Your task is to extract every entry that follows word for word while excluding the pictures.

> TASK INPUT:

>> BEGIN

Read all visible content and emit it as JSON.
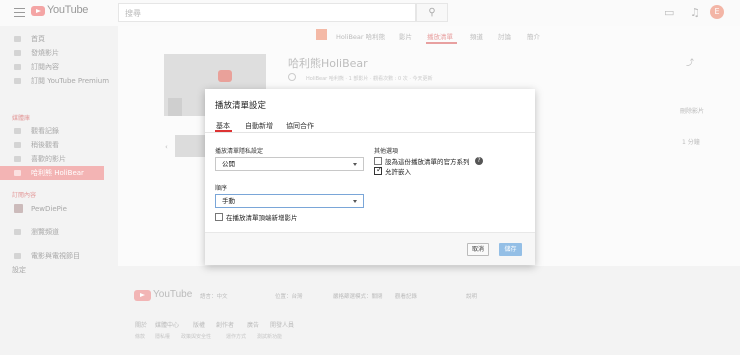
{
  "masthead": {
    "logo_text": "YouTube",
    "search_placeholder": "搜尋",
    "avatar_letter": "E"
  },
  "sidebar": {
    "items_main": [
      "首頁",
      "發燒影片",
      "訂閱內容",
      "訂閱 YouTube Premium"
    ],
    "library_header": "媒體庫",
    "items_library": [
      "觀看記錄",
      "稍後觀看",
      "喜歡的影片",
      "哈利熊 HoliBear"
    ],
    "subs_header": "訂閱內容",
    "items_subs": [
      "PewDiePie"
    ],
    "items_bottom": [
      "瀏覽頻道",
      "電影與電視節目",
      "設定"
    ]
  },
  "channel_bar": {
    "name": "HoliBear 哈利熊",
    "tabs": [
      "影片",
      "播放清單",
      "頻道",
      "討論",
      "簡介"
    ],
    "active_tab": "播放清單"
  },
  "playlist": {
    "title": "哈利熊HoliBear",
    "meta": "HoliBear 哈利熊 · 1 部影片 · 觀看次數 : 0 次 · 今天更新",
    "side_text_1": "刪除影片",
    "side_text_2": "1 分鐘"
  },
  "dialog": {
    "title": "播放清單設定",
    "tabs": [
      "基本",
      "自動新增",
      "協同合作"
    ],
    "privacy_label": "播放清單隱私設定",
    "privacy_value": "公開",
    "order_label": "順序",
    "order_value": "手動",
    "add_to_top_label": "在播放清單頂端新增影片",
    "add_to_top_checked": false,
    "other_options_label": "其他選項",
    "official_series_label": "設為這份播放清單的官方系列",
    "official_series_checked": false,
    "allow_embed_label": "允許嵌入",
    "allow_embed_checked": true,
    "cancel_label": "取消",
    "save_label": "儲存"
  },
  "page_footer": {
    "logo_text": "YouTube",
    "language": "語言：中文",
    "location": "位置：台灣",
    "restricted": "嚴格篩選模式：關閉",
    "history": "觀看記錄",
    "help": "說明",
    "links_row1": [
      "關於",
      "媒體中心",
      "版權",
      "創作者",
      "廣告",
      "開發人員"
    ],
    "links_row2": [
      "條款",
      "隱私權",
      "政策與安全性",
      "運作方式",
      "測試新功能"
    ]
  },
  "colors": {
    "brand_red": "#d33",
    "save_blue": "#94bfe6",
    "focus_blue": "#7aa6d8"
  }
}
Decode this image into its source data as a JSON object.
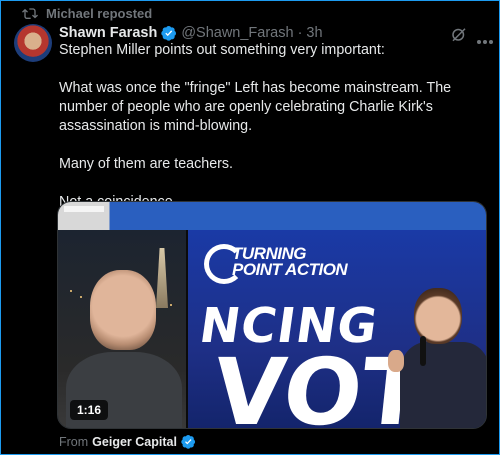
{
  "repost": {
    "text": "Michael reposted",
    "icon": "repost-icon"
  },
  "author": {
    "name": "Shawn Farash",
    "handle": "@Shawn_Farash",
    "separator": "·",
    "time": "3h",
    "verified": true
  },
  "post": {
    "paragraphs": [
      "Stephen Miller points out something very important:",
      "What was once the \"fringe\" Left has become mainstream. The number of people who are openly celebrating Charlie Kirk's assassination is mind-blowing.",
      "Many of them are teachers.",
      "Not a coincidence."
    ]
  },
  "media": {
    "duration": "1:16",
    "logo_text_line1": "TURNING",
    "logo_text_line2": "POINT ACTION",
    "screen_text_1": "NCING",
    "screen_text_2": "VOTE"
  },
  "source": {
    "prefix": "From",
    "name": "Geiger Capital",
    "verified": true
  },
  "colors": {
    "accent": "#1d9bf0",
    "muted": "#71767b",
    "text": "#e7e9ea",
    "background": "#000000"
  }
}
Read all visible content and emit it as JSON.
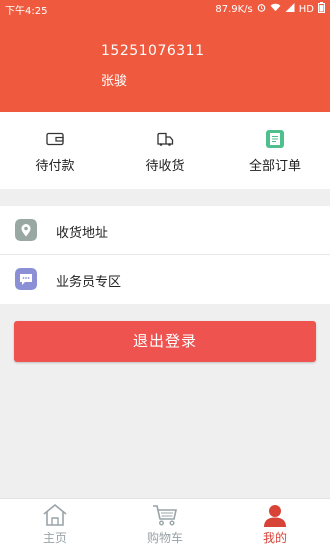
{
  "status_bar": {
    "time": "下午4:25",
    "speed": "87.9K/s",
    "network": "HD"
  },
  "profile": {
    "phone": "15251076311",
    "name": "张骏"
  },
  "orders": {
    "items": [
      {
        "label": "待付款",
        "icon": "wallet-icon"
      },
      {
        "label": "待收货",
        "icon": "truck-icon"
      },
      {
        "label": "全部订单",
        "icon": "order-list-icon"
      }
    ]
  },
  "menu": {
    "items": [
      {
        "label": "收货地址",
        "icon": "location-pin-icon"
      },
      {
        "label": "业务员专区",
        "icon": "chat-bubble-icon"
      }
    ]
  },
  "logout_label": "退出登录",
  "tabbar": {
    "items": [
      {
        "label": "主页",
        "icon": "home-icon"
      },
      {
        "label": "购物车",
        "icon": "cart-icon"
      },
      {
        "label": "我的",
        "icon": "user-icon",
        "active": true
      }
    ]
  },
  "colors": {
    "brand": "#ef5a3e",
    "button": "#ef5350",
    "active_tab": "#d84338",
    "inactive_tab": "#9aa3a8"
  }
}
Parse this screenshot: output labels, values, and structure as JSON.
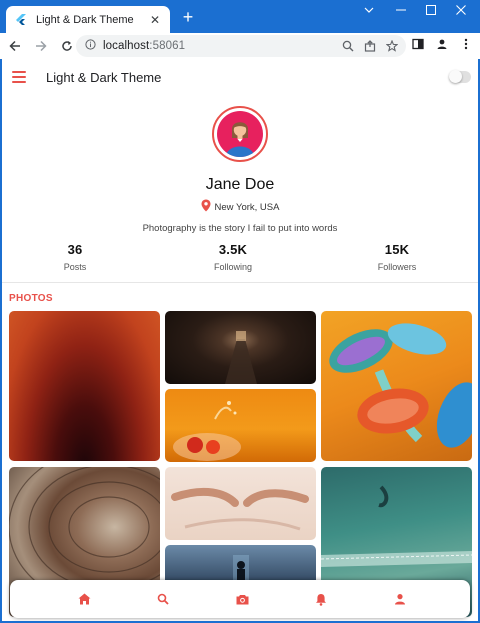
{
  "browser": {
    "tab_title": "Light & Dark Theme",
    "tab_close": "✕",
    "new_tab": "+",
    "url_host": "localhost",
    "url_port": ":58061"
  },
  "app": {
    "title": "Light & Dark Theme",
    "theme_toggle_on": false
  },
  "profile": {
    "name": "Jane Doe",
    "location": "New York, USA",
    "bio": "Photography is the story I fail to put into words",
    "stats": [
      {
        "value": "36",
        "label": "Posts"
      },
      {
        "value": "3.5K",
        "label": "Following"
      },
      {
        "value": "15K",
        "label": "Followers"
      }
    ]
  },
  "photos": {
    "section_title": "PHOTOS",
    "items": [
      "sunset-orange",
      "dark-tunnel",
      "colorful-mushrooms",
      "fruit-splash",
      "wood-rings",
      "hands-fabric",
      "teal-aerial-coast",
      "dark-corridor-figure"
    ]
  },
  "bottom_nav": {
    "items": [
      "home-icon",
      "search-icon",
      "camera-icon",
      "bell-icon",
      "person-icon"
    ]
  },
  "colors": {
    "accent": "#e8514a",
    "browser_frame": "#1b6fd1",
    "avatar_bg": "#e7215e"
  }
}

>> END

> ANSWER:
Read all visible content and emit it as JSON.
{
  "masthead": {
    "logo_text": "YouTube",
    "search_placeholder": "搜尋",
    "avatar_letter": "E"
  },
  "sidebar": {
    "items_main": [
      "首頁",
      "發燒影片",
      "訂閱內容",
      "訂閱 YouTube Premium"
    ],
    "library_header": "媒體庫",
    "items_library": [
      "觀看記錄",
      "稍後觀看",
      "喜歡的影片",
      "哈利熊 HoliBear"
    ],
    "subs_header": "訂閱內容",
    "items_subs": [
      "PewDiePie"
    ],
    "items_bottom": [
      "瀏覽頻道",
      "電影與電視節目",
      "設定"
    ]
  },
  "channel_bar": {
    "name": "HoliBear 哈利熊",
    "tabs": [
      "影片",
      "播放清單",
      "頻道",
      "討論",
      "簡介"
    ],
    "active_tab": "播放清單"
  },
  "playlist": {
    "title": "哈利熊HoliBear",
    "meta": "HoliBear 哈利熊 · 1 部影片 · 觀看次數 : 0 次 · 今天更新",
    "side_text_1": "刪除影片",
    "side_text_2": "1 分鐘"
  },
  "dialog": {
    "title": "播放清單設定",
    "tabs": [
      "基本",
      "自動新增",
      "協同合作"
    ],
    "privacy_label": "播放清單隱私設定",
    "privacy_value": "公開",
    "order_label": "順序",
    "order_value": "手動",
    "add_to_top_label": "在播放清單頂端新增影片",
    "add_to_top_checked": false,
    "other_options_label": "其他選項",
    "official_series_label": "設為這份播放清單的官方系列",
    "official_series_checked": false,
    "allow_embed_label": "允許嵌入",
    "allow_embed_checked": true,
    "cancel_label": "取消",
    "save_label": "儲存"
  },
  "page_footer": {
    "logo_text": "YouTube",
    "language": "語言：中文",
    "location": "位置：台灣",
    "restricted": "嚴格篩選模式：關閉",
    "history": "觀看記錄",
    "help": "說明",
    "links_row1": [
      "關於",
      "媒體中心",
      "版權",
      "創作者",
      "廣告",
      "開發人員"
    ],
    "links_row2": [
      "條款",
      "隱私權",
      "政策與安全性",
      "運作方式",
      "測試新功能"
    ]
  },
  "colors": {
    "brand_red": "#d33",
    "save_blue": "#94bfe6",
    "focus_blue": "#7aa6d8"
  }
}
Decode this image into its source data as a JSON object.
{
  "repost": {
    "text": "Michael reposted",
    "icon": "repost-icon"
  },
  "author": {
    "name": "Shawn Farash",
    "handle": "@Shawn_Farash",
    "separator": "·",
    "time": "3h",
    "verified": true
  },
  "post": {
    "paragraphs": [
      "Stephen Miller points out something very important:",
      "What was once the \"fringe\" Left has become mainstream. The number of people who are openly celebrating Charlie Kirk's assassination is mind-blowing.",
      "Many of them are teachers.",
      "Not a coincidence."
    ]
  },
  "media": {
    "duration": "1:16",
    "logo_text_line1": "TURNING",
    "logo_text_line2": "POINT ACTION",
    "screen_text_1": "NCING",
    "screen_text_2": "VOTE"
  },
  "source": {
    "prefix": "From",
    "name": "Geiger Capital",
    "verified": true
  },
  "colors": {
    "accent": "#1d9bf0",
    "muted": "#71767b",
    "text": "#e7e9ea",
    "background": "#000000"
  }
}
Read all visible content and emit it as JSON.
{
  "status_bar": {
    "time": "下午4:25",
    "speed": "87.9K/s",
    "network": "HD"
  },
  "profile": {
    "phone": "15251076311",
    "name": "张骏"
  },
  "orders": {
    "items": [
      {
        "label": "待付款",
        "icon": "wallet-icon"
      },
      {
        "label": "待收货",
        "icon": "truck-icon"
      },
      {
        "label": "全部订单",
        "icon": "order-list-icon"
      }
    ]
  },
  "menu": {
    "items": [
      {
        "label": "收货地址",
        "icon": "location-pin-icon"
      },
      {
        "label": "业务员专区",
        "icon": "chat-bubble-icon"
      }
    ]
  },
  "logout_label": "退出登录",
  "tabbar": {
    "items": [
      {
        "label": "主页",
        "icon": "home-icon"
      },
      {
        "label": "购物车",
        "icon": "cart-icon"
      },
      {
        "label": "我的",
        "icon": "user-icon",
        "active": true
      }
    ]
  },
  "colors": {
    "brand": "#ef5a3e",
    "button": "#ef5350",
    "active_tab": "#d84338",
    "inactive_tab": "#9aa3a8"
  }
}
Parse this screenshot: output labels, values, and structure as JSON.
{
  "browser": {
    "tab_title": "Light & Dark Theme",
    "tab_close": "✕",
    "new_tab": "+",
    "url_host": "localhost",
    "url_port": ":58061"
  },
  "app": {
    "title": "Light & Dark Theme",
    "theme_toggle_on": false
  },
  "profile": {
    "name": "Jane Doe",
    "location": "New York, USA",
    "bio": "Photography is the story I fail to put into words",
    "stats": [
      {
        "value": "36",
        "label": "Posts"
      },
      {
        "value": "3.5K",
        "label": "Following"
      },
      {
        "value": "15K",
        "label": "Followers"
      }
    ]
  },
  "photos": {
    "section_title": "PHOTOS",
    "items": [
      "sunset-orange",
      "dark-tunnel",
      "colorful-mushrooms",
      "fruit-splash",
      "wood-rings",
      "hands-fabric",
      "teal-aerial-coast",
      "dark-corridor-figure"
    ]
  },
  "bottom_nav": {
    "items": [
      "home-icon",
      "search-icon",
      "camera-icon",
      "bell-icon",
      "person-icon"
    ]
  },
  "colors": {
    "accent": "#e8514a",
    "browser_frame": "#1b6fd1",
    "avatar_bg": "#e7215e"
  }
}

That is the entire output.